**TASK STATEMENT**
Repeat every line below exactly, word for word.

========

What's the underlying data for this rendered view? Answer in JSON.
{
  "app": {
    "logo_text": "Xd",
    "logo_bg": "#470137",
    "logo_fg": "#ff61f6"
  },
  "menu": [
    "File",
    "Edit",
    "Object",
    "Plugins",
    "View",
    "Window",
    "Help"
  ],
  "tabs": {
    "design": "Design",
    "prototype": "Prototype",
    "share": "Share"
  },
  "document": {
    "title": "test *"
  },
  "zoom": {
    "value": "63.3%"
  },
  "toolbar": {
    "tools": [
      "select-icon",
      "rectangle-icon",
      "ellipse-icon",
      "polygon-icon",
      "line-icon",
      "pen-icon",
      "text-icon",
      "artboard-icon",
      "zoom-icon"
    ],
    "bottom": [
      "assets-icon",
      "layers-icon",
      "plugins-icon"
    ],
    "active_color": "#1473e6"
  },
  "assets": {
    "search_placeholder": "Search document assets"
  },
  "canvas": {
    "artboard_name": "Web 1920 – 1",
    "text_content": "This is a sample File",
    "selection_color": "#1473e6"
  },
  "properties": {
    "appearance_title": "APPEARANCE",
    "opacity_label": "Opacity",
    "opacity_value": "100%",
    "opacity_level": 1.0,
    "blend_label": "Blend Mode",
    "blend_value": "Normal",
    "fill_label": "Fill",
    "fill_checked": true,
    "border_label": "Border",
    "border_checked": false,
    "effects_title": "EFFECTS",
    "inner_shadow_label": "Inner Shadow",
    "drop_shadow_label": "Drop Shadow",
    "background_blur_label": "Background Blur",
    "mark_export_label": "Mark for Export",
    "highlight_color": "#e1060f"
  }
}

========

**RESPONSE TO THE TASK**
What's the underlying data for this rendered view? Answer in JSON.
{
  "app": {
    "logo_text": "Xd",
    "logo_bg": "#470137",
    "logo_fg": "#ff61f6"
  },
  "menu": [
    "File",
    "Edit",
    "Object",
    "Plugins",
    "View",
    "Window",
    "Help"
  ],
  "tabs": {
    "design": "Design",
    "prototype": "Prototype",
    "share": "Share"
  },
  "document": {
    "title": "test *"
  },
  "zoom": {
    "value": "63.3%"
  },
  "toolbar": {
    "tools": [
      "select-icon",
      "rectangle-icon",
      "ellipse-icon",
      "polygon-icon",
      "line-icon",
      "pen-icon",
      "text-icon",
      "artboard-icon",
      "zoom-icon"
    ],
    "bottom": [
      "assets-icon",
      "layers-icon",
      "plugins-icon"
    ],
    "active_color": "#1473e6"
  },
  "assets": {
    "search_placeholder": "Search document assets"
  },
  "canvas": {
    "artboard_name": "Web 1920 – 1",
    "text_content": "This is a sample File",
    "selection_color": "#1473e6"
  },
  "properties": {
    "appearance_title": "APPEARANCE",
    "opacity_label": "Opacity",
    "opacity_value": "100%",
    "opacity_level": 1.0,
    "blend_label": "Blend Mode",
    "blend_value": "Normal",
    "fill_label": "Fill",
    "fill_checked": true,
    "border_label": "Border",
    "border_checked": false,
    "effects_title": "EFFECTS",
    "inner_shadow_label": "Inner Shadow",
    "drop_shadow_label": "Drop Shadow",
    "background_blur_label": "Background Blur",
    "mark_export_label": "Mark for Export",
    "highlight_color": "#e1060f"
  }
}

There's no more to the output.